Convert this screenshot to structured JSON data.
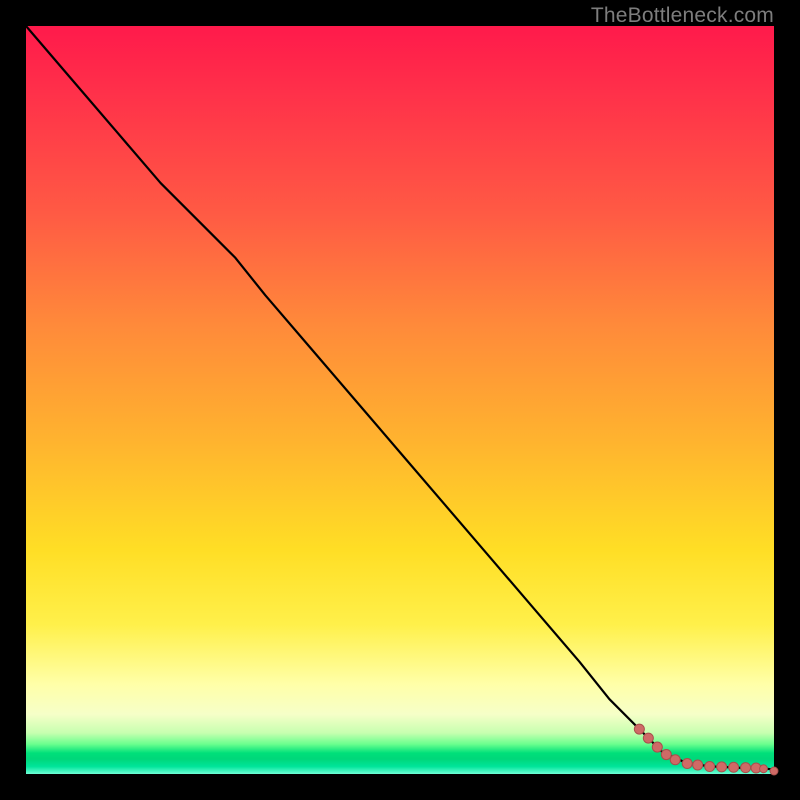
{
  "watermark": "TheBottleneck.com",
  "colors": {
    "dot_fill": "#cf6a66",
    "dot_stroke": "#a84f4c",
    "curve": "#000000"
  },
  "chart_data": {
    "type": "line",
    "title": "",
    "xlabel": "",
    "ylabel": "",
    "xlim": [
      0,
      100
    ],
    "ylim": [
      0,
      100
    ],
    "series": [
      {
        "name": "bottleneck-curve",
        "x": [
          0,
          6,
          12,
          18,
          24,
          28,
          32,
          38,
          44,
          50,
          56,
          62,
          68,
          74,
          78,
          82,
          85,
          88,
          90,
          92,
          94,
          96,
          98,
          100
        ],
        "y": [
          100,
          93,
          86,
          79,
          73,
          69,
          64,
          57,
          50,
          43,
          36,
          29,
          22,
          15,
          10,
          6,
          3,
          1.6,
          1.2,
          1.0,
          0.9,
          0.8,
          0.8,
          0.6
        ]
      }
    ],
    "scatter": [
      {
        "name": "data-points",
        "points": [
          {
            "x": 82.0,
            "y": 6.0,
            "r": 5
          },
          {
            "x": 83.2,
            "y": 4.8,
            "r": 5
          },
          {
            "x": 84.4,
            "y": 3.6,
            "r": 5
          },
          {
            "x": 85.6,
            "y": 2.6,
            "r": 5
          },
          {
            "x": 86.8,
            "y": 1.9,
            "r": 5
          },
          {
            "x": 88.4,
            "y": 1.4,
            "r": 5
          },
          {
            "x": 89.8,
            "y": 1.2,
            "r": 5
          },
          {
            "x": 91.4,
            "y": 1.0,
            "r": 5
          },
          {
            "x": 93.0,
            "y": 0.95,
            "r": 5
          },
          {
            "x": 94.6,
            "y": 0.9,
            "r": 5
          },
          {
            "x": 96.2,
            "y": 0.85,
            "r": 5
          },
          {
            "x": 97.6,
            "y": 0.8,
            "r": 5
          },
          {
            "x": 98.6,
            "y": 0.7,
            "r": 4
          },
          {
            "x": 100.0,
            "y": 0.4,
            "r": 4
          }
        ]
      }
    ]
  }
}
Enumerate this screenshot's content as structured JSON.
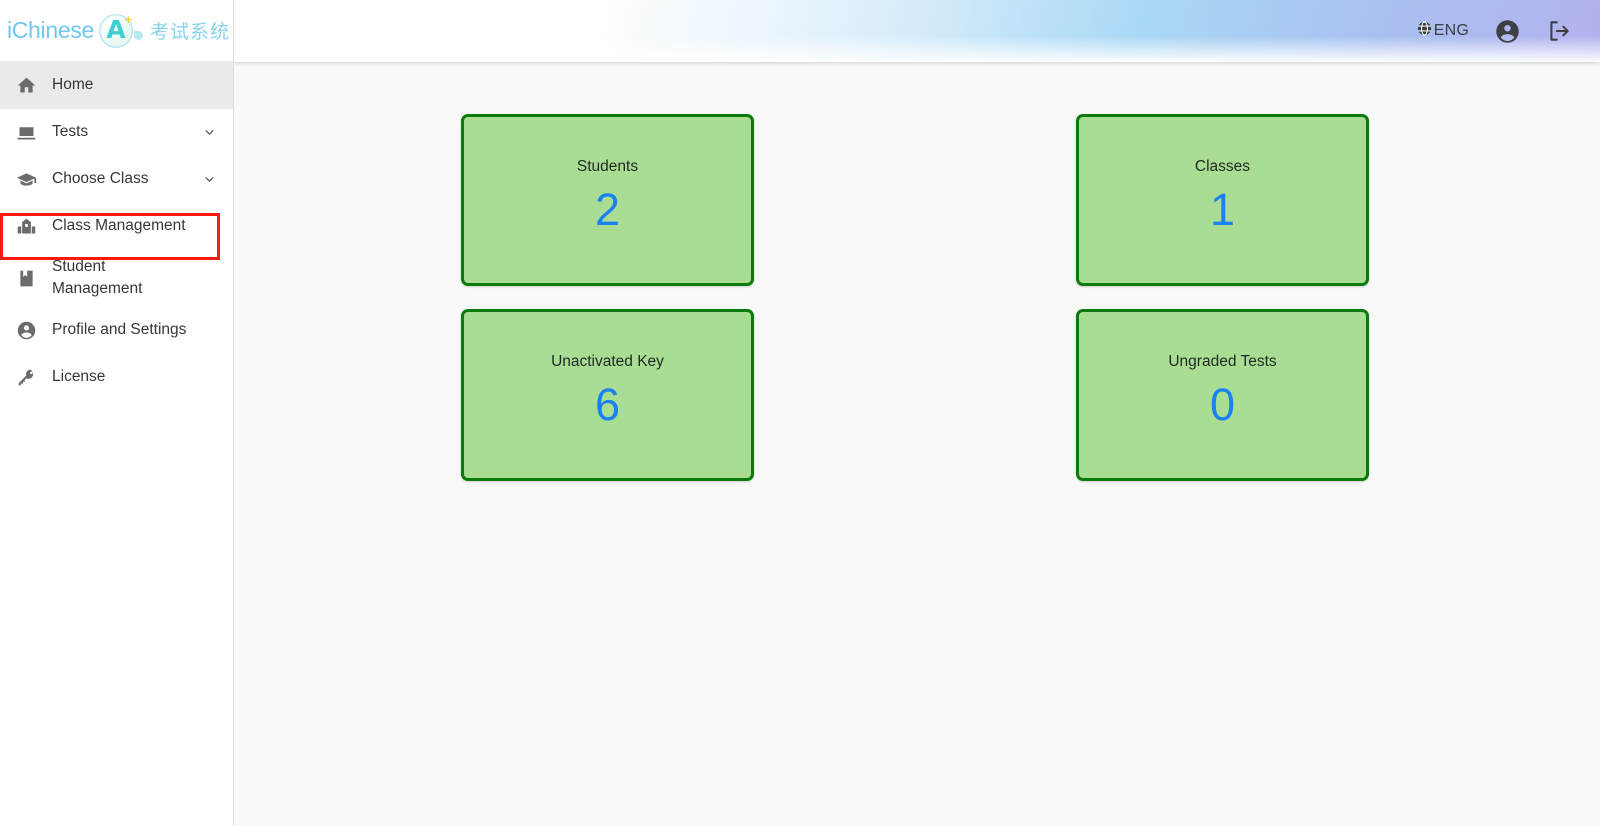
{
  "brand": {
    "word": "iChinese",
    "badge_letter": "A",
    "badge_plus": "+",
    "chinese": "考试系统",
    "logo_icon": "ichinese-a-plus-logo"
  },
  "topbar": {
    "language_label": "ENG",
    "globe_icon": "globe-icon",
    "account_icon": "account-circle-icon",
    "logout_icon": "logout-icon"
  },
  "sidebar": {
    "items": [
      {
        "label": "Home",
        "icon": "home-icon",
        "active": true,
        "caret": false
      },
      {
        "label": "Tests",
        "icon": "laptop-icon",
        "active": false,
        "caret": true
      },
      {
        "label": "Choose Class",
        "icon": "graduation-cap-icon",
        "active": false,
        "caret": true
      },
      {
        "label": "Class Management",
        "icon": "building-icon",
        "active": false,
        "caret": false
      },
      {
        "label": "Student Management",
        "icon": "book-bookmark-icon",
        "active": false,
        "caret": false
      },
      {
        "label": "Profile and Settings",
        "icon": "account-circle-icon",
        "active": false,
        "caret": false
      },
      {
        "label": "License",
        "icon": "key-icon",
        "active": false,
        "caret": false
      }
    ],
    "highlight": {
      "target_label": "Class Management",
      "color": "#fb1b0e"
    }
  },
  "dashboard": {
    "cards": [
      {
        "title": "Students",
        "value": "2"
      },
      {
        "title": "Classes",
        "value": "1"
      },
      {
        "title": "Unactivated Key",
        "value": "6"
      },
      {
        "title": "Ungraded Tests",
        "value": "0"
      }
    ],
    "colors": {
      "card_background": "#a9dd93",
      "card_border": "#0b7c0b",
      "value_text": "#1a82f0",
      "title_text": "#1f2a22",
      "page_background": "#f9f9f9"
    }
  }
}
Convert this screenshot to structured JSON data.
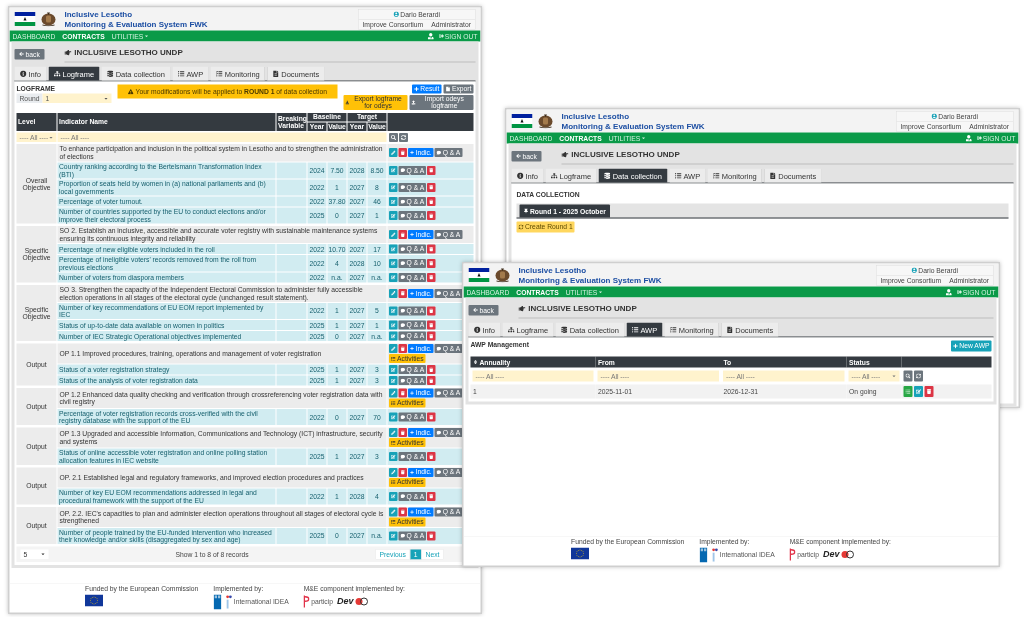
{
  "windows": [
    {
      "kind": "logframe",
      "header": {
        "title_line_1": "Inclusive Lesotho",
        "title_line_2": "Monitoring & Evaluation System FWK",
        "user": "Dario Berardi",
        "organisation": "Improve Consortium",
        "role": "Administrator"
      },
      "nav": {
        "items": [
          {
            "label": "DASHBOARD",
            "selected": false,
            "has_menu": false
          },
          {
            "label": "CONTRACTS",
            "selected": true,
            "has_menu": false
          },
          {
            "label": "UTILITIES",
            "selected": false,
            "has_menu": true
          }
        ],
        "sign_out": "SIGN OUT"
      },
      "back": "back",
      "contract_title": "INCLUSIVE LESOTHO UNDP",
      "tabs": [
        {
          "label": "Info",
          "selected": false
        },
        {
          "label": "Logframe",
          "selected": true
        },
        {
          "label": "Data collection",
          "selected": false
        },
        {
          "label": "AWP",
          "selected": false
        },
        {
          "label": "Monitoring",
          "selected": false
        },
        {
          "label": "Documents",
          "selected": false
        }
      ],
      "logframe": {
        "heading": "LOGFRAME",
        "round_label": "Round",
        "round_value": "1",
        "alert": "Your modifications will be applied to **ROUND 1** of data collection",
        "buttons": [
          {
            "kind": "add",
            "label": "Result"
          },
          {
            "kind": "export",
            "label": "Export"
          },
          {
            "kind": "download",
            "label": "Export logframe for odeys"
          },
          {
            "kind": "upload",
            "label": "Import odeys logframe"
          }
        ],
        "columns": {
          "level": "Level",
          "indicator": "Indicator Name",
          "breaking": "Breaking Variable",
          "baseline": "Baseline",
          "target": "Target",
          "baseline_year": "Year",
          "baseline_value": "Value",
          "target_year": "Year",
          "target_value": "Value"
        },
        "filters": {
          "level": "---- All ----",
          "indicator": "---- All ----"
        },
        "groups": [
          {
            "level": "Overall Objective",
            "statement": "To enhance participation and inclusion in the political system in Lesotho and to strengthen the administration of elections",
            "indic_label": "Indic.",
            "qa_label": "Q & A",
            "indicators": [
              {
                "name": "Country ranking according to the Bertelsmann Transformation Index (BTI)",
                "baseline_year": "2024",
                "baseline_value": "7.50",
                "target_year": "2028",
                "target_value": "8.50",
                "qa_label": "Q & A"
              },
              {
                "name": "Proportion of seats held by women in (a) national parliaments and (b) local governments",
                "baseline_year": "2022",
                "baseline_value": "1",
                "target_year": "2027",
                "target_value": "8",
                "qa_label": "Q & A"
              },
              {
                "name": "Percentage of voter turnout.",
                "baseline_year": "2022",
                "baseline_value": "37.80",
                "target_year": "2027",
                "target_value": "46",
                "qa_label": "Q & A"
              },
              {
                "name": "Number of countries supported by the EU to conduct elections and/or improve their electoral process",
                "baseline_year": "2025",
                "baseline_value": "0",
                "target_year": "2027",
                "target_value": "1",
                "qa_label": "Q & A"
              }
            ]
          },
          {
            "level": "Specific Objective",
            "statement": "SO 2. Establish an inclusive, accessible and accurate voter registry with sustainable maintenance systems ensuring its continuous integrity and reliability",
            "indic_label": "Indic.",
            "qa_label": "Q & A",
            "indicators": [
              {
                "name": "Percentage of new eligible voters included in the roll",
                "baseline_year": "2022",
                "baseline_value": "10.70",
                "target_year": "2027",
                "target_value": "17",
                "qa_label": "Q & A"
              },
              {
                "name": "Percentage of ineligible voters' records removed from the roll from previous elections",
                "baseline_year": "2022",
                "baseline_value": "4",
                "target_year": "2028",
                "target_value": "10",
                "qa_label": "Q & A"
              },
              {
                "name": "Number of voters from diaspora members",
                "baseline_year": "2022",
                "baseline_value": "n.a.",
                "target_year": "2027",
                "target_value": "n.a.",
                "qa_label": "Q & A"
              }
            ]
          },
          {
            "level": "Specific Objective",
            "statement": "SO 3. Strengthen the capacity of the Independent Electoral Commission to administer fully accessible election operations in all stages of the electoral cycle (unchanged result statement).",
            "indic_label": "Indic.",
            "qa_label": "Q & A",
            "indicators": [
              {
                "name": "Number of key recommendations of EU EOM report implemented by IEC",
                "baseline_year": "2022",
                "baseline_value": "1",
                "target_year": "2027",
                "target_value": "5",
                "qa_label": "Q & A"
              },
              {
                "name": "Status of up-to-date data available on women in politics",
                "baseline_year": "2025",
                "baseline_value": "1",
                "target_year": "2027",
                "target_value": "1",
                "qa_label": "Q & A"
              },
              {
                "name": "Number of IEC Strategic Operational objectives implemented",
                "baseline_year": "2025",
                "baseline_value": "0",
                "target_year": "2027",
                "target_value": "n.a.",
                "qa_label": "Q & A"
              }
            ]
          },
          {
            "level": "Output",
            "statement": "OP 1.1 Improved procedures, training, operations and management of voter registration",
            "indic_label": "Indic.",
            "qa_label": "Q & A",
            "activities_label": "Activities",
            "indicators": [
              {
                "name": "Status of a voter registration strategy",
                "baseline_year": "2025",
                "baseline_value": "1",
                "target_year": "2027",
                "target_value": "3",
                "qa_label": "Q & A"
              },
              {
                "name": "Status of the analysis of voter registration data",
                "baseline_year": "2025",
                "baseline_value": "1",
                "target_year": "2027",
                "target_value": "3",
                "qa_label": "Q & A"
              }
            ]
          },
          {
            "level": "Output",
            "statement": "OP 1.2 Enhanced data quality checking and verification through crossreferencing voter registration data with civil registry",
            "indic_label": "Indic.",
            "qa_label": "Q & A",
            "activities_label": "Activities",
            "indicators": [
              {
                "name": "Percentage of voter registration records cross-verified with the civil registry database with the support of the EU",
                "baseline_year": "2022",
                "baseline_value": "0",
                "target_year": "2027",
                "target_value": "70",
                "qa_label": "Q & A"
              }
            ]
          },
          {
            "level": "Output",
            "statement": "OP 1.3 Upgraded and accessible Information, Communications and Technology (ICT) infrastructure, security and systems",
            "indic_label": "Indic.",
            "qa_label": "Q & A",
            "activities_label": "Activities",
            "indicators": [
              {
                "name": "Status of online accessible voter registration and online polling station allocation features in IEC website",
                "baseline_year": "2025",
                "baseline_value": "1",
                "target_year": "2027",
                "target_value": "3",
                "qa_label": "Q & A"
              }
            ]
          },
          {
            "level": "Output",
            "statement": "OP. 2.1 Established legal and regulatory frameworks, and improved election procedures and practices",
            "indic_label": "Indic.",
            "qa_label": "Q & A",
            "activities_label": "Activities",
            "indicators": [
              {
                "name": "Number of key EU EOM recommendations addressed in legal and procedural framework with the support of the EU",
                "baseline_year": "2022",
                "baseline_value": "1",
                "target_year": "2028",
                "target_value": "4",
                "qa_label": "Q & A"
              }
            ]
          },
          {
            "level": "Output",
            "statement": "OP. 2.2. IEC's capacities to plan and administer election operations throughout all stages of electoral cycle is strengthened",
            "indic_label": "Indic.",
            "qa_label": "Q & A",
            "activities_label": "Activities",
            "indicators": [
              {
                "name": "Number of people trained by the EU-funded intervention who increased their knowledge and/or skills (disaggregated by sex and age)",
                "baseline_year": "2025",
                "baseline_value": "0",
                "target_year": "2027",
                "target_value": "n.a.",
                "qa_label": "Q & A"
              }
            ]
          }
        ],
        "pagination": {
          "page_size": "5",
          "summary": "Show 1 to 8 of 8 records",
          "previous": "Previous",
          "pages": [
            {
              "label": "1",
              "selected": true
            }
          ],
          "next": "Next"
        }
      },
      "footer": {
        "groups": [
          {
            "caption": "Funded by the European Commission",
            "logos": [
              {
                "kind": "eu"
              }
            ]
          },
          {
            "caption": "Implemented by:",
            "logos": [
              {
                "kind": "undp"
              },
              {
                "kind": "idea",
                "text": "International IDEA"
              }
            ]
          },
          {
            "caption": "M&E component implemented by:",
            "logos": [
              {
                "kind": "particip",
                "text": "particip"
              },
              {
                "kind": "dev",
                "text": "Dev"
              }
            ]
          }
        ]
      }
    },
    {
      "kind": "data_collection",
      "header": {
        "title_line_1": "Inclusive Lesotho",
        "title_line_2": "Monitoring & Evaluation System FWK",
        "user": "Dario Berardi",
        "organisation": "Improve Consortium",
        "role": "Administrator"
      },
      "nav": {
        "items": [
          {
            "label": "DASHBOARD",
            "selected": false,
            "has_menu": false
          },
          {
            "label": "CONTRACTS",
            "selected": true,
            "has_menu": false
          },
          {
            "label": "UTILITIES",
            "selected": false,
            "has_menu": true
          }
        ],
        "sign_out": "SIGN OUT"
      },
      "back": "back",
      "contract_title": "INCLUSIVE LESOTHO UNDP",
      "tabs": [
        {
          "label": "Info",
          "selected": false
        },
        {
          "label": "Logframe",
          "selected": false
        },
        {
          "label": "Data collection",
          "selected": true
        },
        {
          "label": "AWP",
          "selected": false
        },
        {
          "label": "Monitoring",
          "selected": false
        },
        {
          "label": "Documents",
          "selected": false
        }
      ],
      "data_collection": {
        "heading": "DATA COLLECTION",
        "rounds": [
          {
            "label": "Round 1 - 2025 October",
            "selected": true
          }
        ],
        "create_button": "Create Round 1"
      }
    },
    {
      "kind": "awp",
      "header": {
        "title_line_1": "Inclusive Lesotho",
        "title_line_2": "Monitoring & Evaluation System FWK",
        "user": "Dario Berardi",
        "organisation": "Improve Consortium",
        "role": "Administrator"
      },
      "nav": {
        "items": [
          {
            "label": "DASHBOARD",
            "selected": false,
            "has_menu": false
          },
          {
            "label": "CONTRACTS",
            "selected": true,
            "has_menu": false
          },
          {
            "label": "UTILITIES",
            "selected": false,
            "has_menu": true
          }
        ],
        "sign_out": "SIGN OUT"
      },
      "back": "back",
      "contract_title": "INCLUSIVE LESOTHO UNDP",
      "tabs": [
        {
          "label": "Info",
          "selected": false
        },
        {
          "label": "Logframe",
          "selected": false
        },
        {
          "label": "Data collection",
          "selected": false
        },
        {
          "label": "AWP",
          "selected": true
        },
        {
          "label": "Monitoring",
          "selected": false
        },
        {
          "label": "Documents",
          "selected": false
        }
      ],
      "awp": {
        "heading": "AWP Management",
        "new_button": "New AWP",
        "columns": [
          "Annuality",
          "From",
          "To",
          "Status"
        ],
        "filters": [
          "---- All ----",
          "---- All ----",
          "---- All ----",
          "---- All ----"
        ],
        "rows": [
          {
            "cells": [
              "1",
              "2025-11-01",
              "2026-12-31",
              "On going"
            ]
          }
        ]
      },
      "footer": {
        "groups": [
          {
            "caption": "Funded by the European Commission",
            "logos": [
              {
                "kind": "eu"
              }
            ]
          },
          {
            "caption": "Implemented by:",
            "logos": [
              {
                "kind": "undp"
              },
              {
                "kind": "idea",
                "text": "International IDEA"
              }
            ]
          },
          {
            "caption": "M&E component implemented by:",
            "logos": [
              {
                "kind": "particip",
                "text": "particip"
              },
              {
                "kind": "dev",
                "text": "Dev"
              }
            ]
          }
        ]
      }
    }
  ]
}
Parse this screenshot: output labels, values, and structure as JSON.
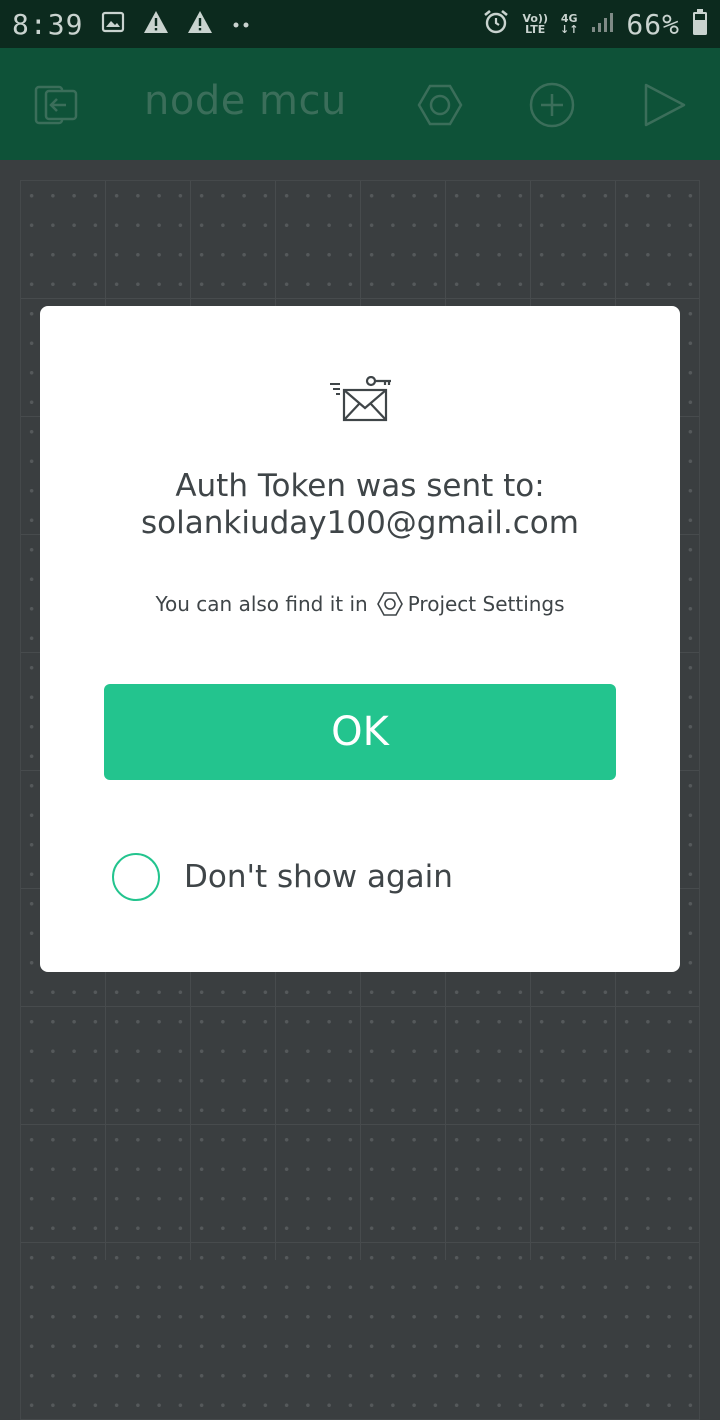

● ● ●

= GOAL OF THE EXERCISE =
Go through the material and copy out every line with "roll" in it.

= REPLY =
                "name": "Percentage of new eligible voters included in the roll",
                "name": "Percentage of ineligible voters' records removed from the roll from previous elections",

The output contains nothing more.